▶ _What is needed_
Omit the images, then print each record below exactly as it reads.

▶ _Records supplied_
** start **
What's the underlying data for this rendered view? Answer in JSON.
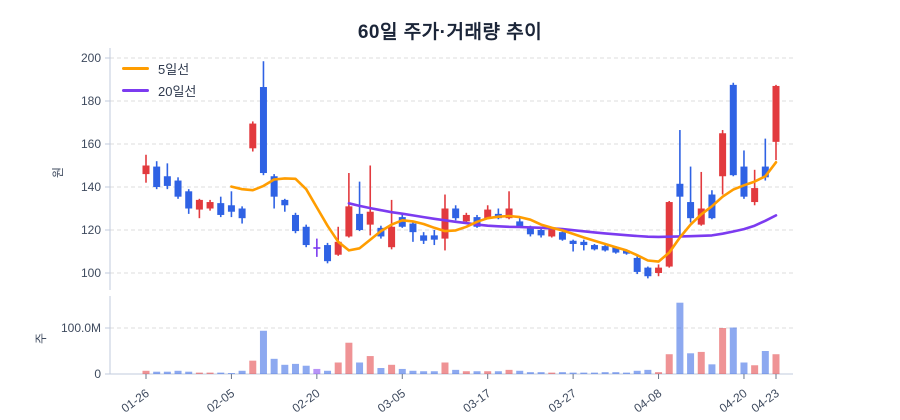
{
  "title": "60일 주가·거래량 추이",
  "legend": {
    "items": [
      {
        "label": "5일선",
        "color": "#ff9d00"
      },
      {
        "label": "20일선",
        "color": "#7c3bf0"
      }
    ]
  },
  "price_axis": {
    "unit_label": "원",
    "ticks": [
      100,
      120,
      140,
      160,
      180,
      200
    ]
  },
  "volume_axis": {
    "unit_label": "주",
    "ticks": [
      {
        "label": "0",
        "value": 0
      },
      {
        "label": "100.0M",
        "value": 100
      }
    ]
  },
  "colors": {
    "up": "#e23a3e",
    "down": "#2f62e4",
    "doji": "#7c3bf0",
    "ma5": "#ff9d00",
    "ma20": "#7c3bf0",
    "grid": "#dcdcdc",
    "axis_line": "#c2cbdc",
    "tick_mark": "#6b7689",
    "text": "#3e4a5e",
    "title": "#1b2538"
  },
  "chart_data": {
    "type": "candlestick",
    "title": "60일 주가·거래량 추이",
    "legend_entries": [
      "5일선",
      "20일선"
    ],
    "ylabel_price": "원",
    "ylabel_volume": "주",
    "price_ylim": [
      95,
      202
    ],
    "price_grid_ticks": [
      100,
      120,
      140,
      160,
      180,
      200
    ],
    "volume_grid_tick_label": "100.0M",
    "x_tick_labels": [
      "01-26",
      "02-05",
      "02-20",
      "03-05",
      "03-17",
      "03-27",
      "04-08",
      "04-20",
      "04-23"
    ],
    "x_tick_indices": [
      0,
      8,
      16,
      24,
      32,
      40,
      48,
      56,
      59
    ],
    "candles_ohlc": [
      [
        146,
        155,
        142,
        150
      ],
      [
        149.5,
        152,
        139,
        140
      ],
      [
        145,
        151,
        139,
        140.5
      ],
      [
        143,
        144.5,
        134.5,
        135.5
      ],
      [
        138,
        139,
        127.5,
        130
      ],
      [
        129.5,
        134.5,
        125.5,
        134
      ],
      [
        130,
        134,
        129,
        133
      ],
      [
        132.5,
        135.5,
        126,
        127
      ],
      [
        131.5,
        138,
        126,
        128.5
      ],
      [
        130,
        131,
        123,
        125.5
      ],
      [
        158,
        170.5,
        156.5,
        169.5
      ],
      [
        186.5,
        198.5,
        145.5,
        146.5
      ],
      [
        145,
        146,
        130,
        135.5
      ],
      [
        134,
        134.5,
        128.5,
        131.5
      ],
      [
        127,
        128,
        118.5,
        119.5
      ],
      [
        121.5,
        122.5,
        112,
        113
      ],
      [
        112,
        116,
        107.5,
        112
      ],
      [
        113,
        114,
        104.5,
        105.5
      ],
      [
        108.5,
        121.5,
        108,
        114.5
      ],
      [
        117,
        146.5,
        116.5,
        131
      ],
      [
        127.5,
        142.5,
        119.5,
        120
      ],
      [
        122.5,
        150,
        117.5,
        128.5
      ],
      [
        121,
        122,
        116,
        117
      ],
      [
        112,
        134,
        111,
        121.5
      ],
      [
        126,
        128,
        121,
        121.5
      ],
      [
        123,
        124,
        114.5,
        119
      ],
      [
        117.5,
        119,
        113.5,
        115
      ],
      [
        117.5,
        120,
        113,
        115.5
      ],
      [
        116,
        136.5,
        110.5,
        130
      ],
      [
        130,
        131.5,
        124.5,
        125.5
      ],
      [
        124,
        128,
        123.5,
        127
      ],
      [
        126,
        127,
        121,
        121.5
      ],
      [
        125.5,
        131.5,
        125,
        129.5
      ],
      [
        127.5,
        130,
        125,
        125.5
      ],
      [
        125.5,
        138,
        125,
        130
      ],
      [
        124,
        126,
        121,
        121.5
      ],
      [
        121.5,
        122,
        117,
        118
      ],
      [
        120,
        121,
        116.5,
        117.5
      ],
      [
        117,
        121,
        116.5,
        120.5
      ],
      [
        119,
        120,
        115,
        115.5
      ],
      [
        115,
        115.5,
        110,
        113.5
      ],
      [
        114.5,
        115.5,
        110.5,
        113
      ],
      [
        113,
        113.5,
        110.5,
        111
      ],
      [
        112.5,
        113.5,
        110,
        110.5
      ],
      [
        112,
        112.5,
        109,
        109.5
      ],
      [
        110.5,
        111,
        108.5,
        109
      ],
      [
        107,
        108,
        99.5,
        100.5
      ],
      [
        102.5,
        103,
        97.5,
        98.5
      ],
      [
        100,
        104,
        98.5,
        102.5
      ],
      [
        103,
        133.5,
        102.5,
        133
      ],
      [
        141.5,
        166.5,
        117,
        135.5
      ],
      [
        133,
        149.5,
        123.5,
        125.5
      ],
      [
        122.5,
        147,
        122,
        130
      ],
      [
        136.5,
        138.5,
        125,
        125.5
      ],
      [
        145,
        166.5,
        136.5,
        165
      ],
      [
        187.5,
        188.5,
        145,
        145.5
      ],
      [
        149.5,
        157,
        134.5,
        135.5
      ],
      [
        133,
        148,
        131.5,
        139.5
      ],
      [
        149.5,
        162.5,
        143,
        144.5
      ],
      [
        161,
        187.5,
        152.5,
        187
      ]
    ],
    "volume": {
      "type": "bar",
      "unit": "millions_of_shares",
      "values": [
        7,
        5,
        5,
        7,
        5,
        3,
        3,
        3,
        2,
        7,
        29,
        94,
        33,
        20,
        22,
        18,
        11,
        7,
        25,
        68,
        25,
        39,
        13,
        20,
        11,
        7,
        6,
        6,
        25,
        9,
        6,
        6,
        6,
        6,
        9,
        7,
        4,
        4,
        3,
        4,
        3,
        3,
        3,
        4,
        4,
        3,
        7,
        9,
        4,
        43,
        155,
        45,
        48,
        21,
        100,
        101,
        25,
        19,
        50,
        43
      ],
      "ylim": [
        0,
        160
      ]
    },
    "ma5": [
      null,
      null,
      null,
      null,
      null,
      null,
      null,
      null,
      140.2,
      139,
      138.5,
      140.5,
      143.5,
      144,
      143.8,
      139,
      130.5,
      122,
      114.5,
      110.5,
      111.5,
      115.5,
      119.5,
      122.5,
      124.5,
      124,
      122.8,
      121,
      119.5,
      119.8,
      121.5,
      123.8,
      125.5,
      126.2,
      126.5,
      126,
      124.8,
      122.5,
      121,
      119.8,
      118.2,
      116.5,
      115,
      113.5,
      112,
      110.5,
      108.3,
      105.8,
      105.3,
      109.5,
      116.5,
      122.5,
      127.3,
      131,
      135.5,
      138.8,
      140.8,
      142.5,
      145,
      151.5
    ],
    "ma20": [
      null,
      null,
      null,
      null,
      null,
      null,
      null,
      null,
      null,
      null,
      null,
      null,
      null,
      null,
      null,
      null,
      null,
      null,
      null,
      132.4,
      131.2,
      130.2,
      129.2,
      128.3,
      127.6,
      126.8,
      126,
      125.2,
      124.5,
      123.8,
      123.2,
      122.5,
      122,
      121.7,
      121.5,
      121.4,
      121.2,
      121,
      120.8,
      120.4,
      119.9,
      119.4,
      118.9,
      118.4,
      118,
      117.6,
      117.2,
      116.9,
      116.8,
      116.9,
      117,
      117.1,
      117.3,
      117.5,
      118.3,
      119.3,
      120.4,
      122,
      124.3,
      126.8
    ],
    "grid": "dashed",
    "legend_position": "top-left-inside"
  }
}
** end **
▶ _Solution for this task_
What's the underlying data for this rendered view? Answer in JSON.
{
  "title": "60일 주가·거래량 추이",
  "legend": {
    "items": [
      {
        "label": "5일선",
        "color": "#ff9d00"
      },
      {
        "label": "20일선",
        "color": "#7c3bf0"
      }
    ]
  },
  "price_axis": {
    "unit_label": "원",
    "ticks": [
      100,
      120,
      140,
      160,
      180,
      200
    ]
  },
  "volume_axis": {
    "unit_label": "주",
    "ticks": [
      {
        "label": "0",
        "value": 0
      },
      {
        "label": "100.0M",
        "value": 100
      }
    ]
  },
  "colors": {
    "up": "#e23a3e",
    "down": "#2f62e4",
    "doji": "#7c3bf0",
    "ma5": "#ff9d00",
    "ma20": "#7c3bf0",
    "grid": "#dcdcdc",
    "axis_line": "#c2cbdc",
    "tick_mark": "#6b7689",
    "text": "#3e4a5e",
    "title": "#1b2538"
  },
  "chart_data": {
    "type": "candlestick",
    "title": "60일 주가·거래량 추이",
    "legend_entries": [
      "5일선",
      "20일선"
    ],
    "ylabel_price": "원",
    "ylabel_volume": "주",
    "price_ylim": [
      95,
      202
    ],
    "price_grid_ticks": [
      100,
      120,
      140,
      160,
      180,
      200
    ],
    "volume_grid_tick_label": "100.0M",
    "x_tick_labels": [
      "01-26",
      "02-05",
      "02-20",
      "03-05",
      "03-17",
      "03-27",
      "04-08",
      "04-20",
      "04-23"
    ],
    "x_tick_indices": [
      0,
      8,
      16,
      24,
      32,
      40,
      48,
      56,
      59
    ],
    "candles_ohlc": [
      [
        146,
        155,
        142,
        150
      ],
      [
        149.5,
        152,
        139,
        140
      ],
      [
        145,
        151,
        139,
        140.5
      ],
      [
        143,
        144.5,
        134.5,
        135.5
      ],
      [
        138,
        139,
        127.5,
        130
      ],
      [
        129.5,
        134.5,
        125.5,
        134
      ],
      [
        130,
        134,
        129,
        133
      ],
      [
        132.5,
        135.5,
        126,
        127
      ],
      [
        131.5,
        138,
        126,
        128.5
      ],
      [
        130,
        131,
        123,
        125.5
      ],
      [
        158,
        170.5,
        156.5,
        169.5
      ],
      [
        186.5,
        198.5,
        145.5,
        146.5
      ],
      [
        145,
        146,
        130,
        135.5
      ],
      [
        134,
        134.5,
        128.5,
        131.5
      ],
      [
        127,
        128,
        118.5,
        119.5
      ],
      [
        121.5,
        122.5,
        112,
        113
      ],
      [
        112,
        116,
        107.5,
        112
      ],
      [
        113,
        114,
        104.5,
        105.5
      ],
      [
        108.5,
        121.5,
        108,
        114.5
      ],
      [
        117,
        146.5,
        116.5,
        131
      ],
      [
        127.5,
        142.5,
        119.5,
        120
      ],
      [
        122.5,
        150,
        117.5,
        128.5
      ],
      [
        121,
        122,
        116,
        117
      ],
      [
        112,
        134,
        111,
        121.5
      ],
      [
        126,
        128,
        121,
        121.5
      ],
      [
        123,
        124,
        114.5,
        119
      ],
      [
        117.5,
        119,
        113.5,
        115
      ],
      [
        117.5,
        120,
        113,
        115.5
      ],
      [
        116,
        136.5,
        110.5,
        130
      ],
      [
        130,
        131.5,
        124.5,
        125.5
      ],
      [
        124,
        128,
        123.5,
        127
      ],
      [
        126,
        127,
        121,
        121.5
      ],
      [
        125.5,
        131.5,
        125,
        129.5
      ],
      [
        127.5,
        130,
        125,
        125.5
      ],
      [
        125.5,
        138,
        125,
        130
      ],
      [
        124,
        126,
        121,
        121.5
      ],
      [
        121.5,
        122,
        117,
        118
      ],
      [
        120,
        121,
        116.5,
        117.5
      ],
      [
        117,
        121,
        116.5,
        120.5
      ],
      [
        119,
        120,
        115,
        115.5
      ],
      [
        115,
        115.5,
        110,
        113.5
      ],
      [
        114.5,
        115.5,
        110.5,
        113
      ],
      [
        113,
        113.5,
        110.5,
        111
      ],
      [
        112.5,
        113.5,
        110,
        110.5
      ],
      [
        112,
        112.5,
        109,
        109.5
      ],
      [
        110.5,
        111,
        108.5,
        109
      ],
      [
        107,
        108,
        99.5,
        100.5
      ],
      [
        102.5,
        103,
        97.5,
        98.5
      ],
      [
        100,
        104,
        98.5,
        102.5
      ],
      [
        103,
        133.5,
        102.5,
        133
      ],
      [
        141.5,
        166.5,
        117,
        135.5
      ],
      [
        133,
        149.5,
        123.5,
        125.5
      ],
      [
        122.5,
        147,
        122,
        130
      ],
      [
        136.5,
        138.5,
        125,
        125.5
      ],
      [
        145,
        166.5,
        136.5,
        165
      ],
      [
        187.5,
        188.5,
        145,
        145.5
      ],
      [
        149.5,
        157,
        134.5,
        135.5
      ],
      [
        133,
        148,
        131.5,
        139.5
      ],
      [
        149.5,
        162.5,
        143,
        144.5
      ],
      [
        161,
        187.5,
        152.5,
        187
      ]
    ],
    "volume": {
      "type": "bar",
      "unit": "millions_of_shares",
      "values": [
        7,
        5,
        5,
        7,
        5,
        3,
        3,
        3,
        2,
        7,
        29,
        94,
        33,
        20,
        22,
        18,
        11,
        7,
        25,
        68,
        25,
        39,
        13,
        20,
        11,
        7,
        6,
        6,
        25,
        9,
        6,
        6,
        6,
        6,
        9,
        7,
        4,
        4,
        3,
        4,
        3,
        3,
        3,
        4,
        4,
        3,
        7,
        9,
        4,
        43,
        155,
        45,
        48,
        21,
        100,
        101,
        25,
        19,
        50,
        43
      ],
      "ylim": [
        0,
        160
      ]
    },
    "ma5": [
      null,
      null,
      null,
      null,
      null,
      null,
      null,
      null,
      140.2,
      139,
      138.5,
      140.5,
      143.5,
      144,
      143.8,
      139,
      130.5,
      122,
      114.5,
      110.5,
      111.5,
      115.5,
      119.5,
      122.5,
      124.5,
      124,
      122.8,
      121,
      119.5,
      119.8,
      121.5,
      123.8,
      125.5,
      126.2,
      126.5,
      126,
      124.8,
      122.5,
      121,
      119.8,
      118.2,
      116.5,
      115,
      113.5,
      112,
      110.5,
      108.3,
      105.8,
      105.3,
      109.5,
      116.5,
      122.5,
      127.3,
      131,
      135.5,
      138.8,
      140.8,
      142.5,
      145,
      151.5
    ],
    "ma20": [
      null,
      null,
      null,
      null,
      null,
      null,
      null,
      null,
      null,
      null,
      null,
      null,
      null,
      null,
      null,
      null,
      null,
      null,
      null,
      132.4,
      131.2,
      130.2,
      129.2,
      128.3,
      127.6,
      126.8,
      126,
      125.2,
      124.5,
      123.8,
      123.2,
      122.5,
      122,
      121.7,
      121.5,
      121.4,
      121.2,
      121,
      120.8,
      120.4,
      119.9,
      119.4,
      118.9,
      118.4,
      118,
      117.6,
      117.2,
      116.9,
      116.8,
      116.9,
      117,
      117.1,
      117.3,
      117.5,
      118.3,
      119.3,
      120.4,
      122,
      124.3,
      126.8
    ],
    "grid": "dashed",
    "legend_position": "top-left-inside"
  }
}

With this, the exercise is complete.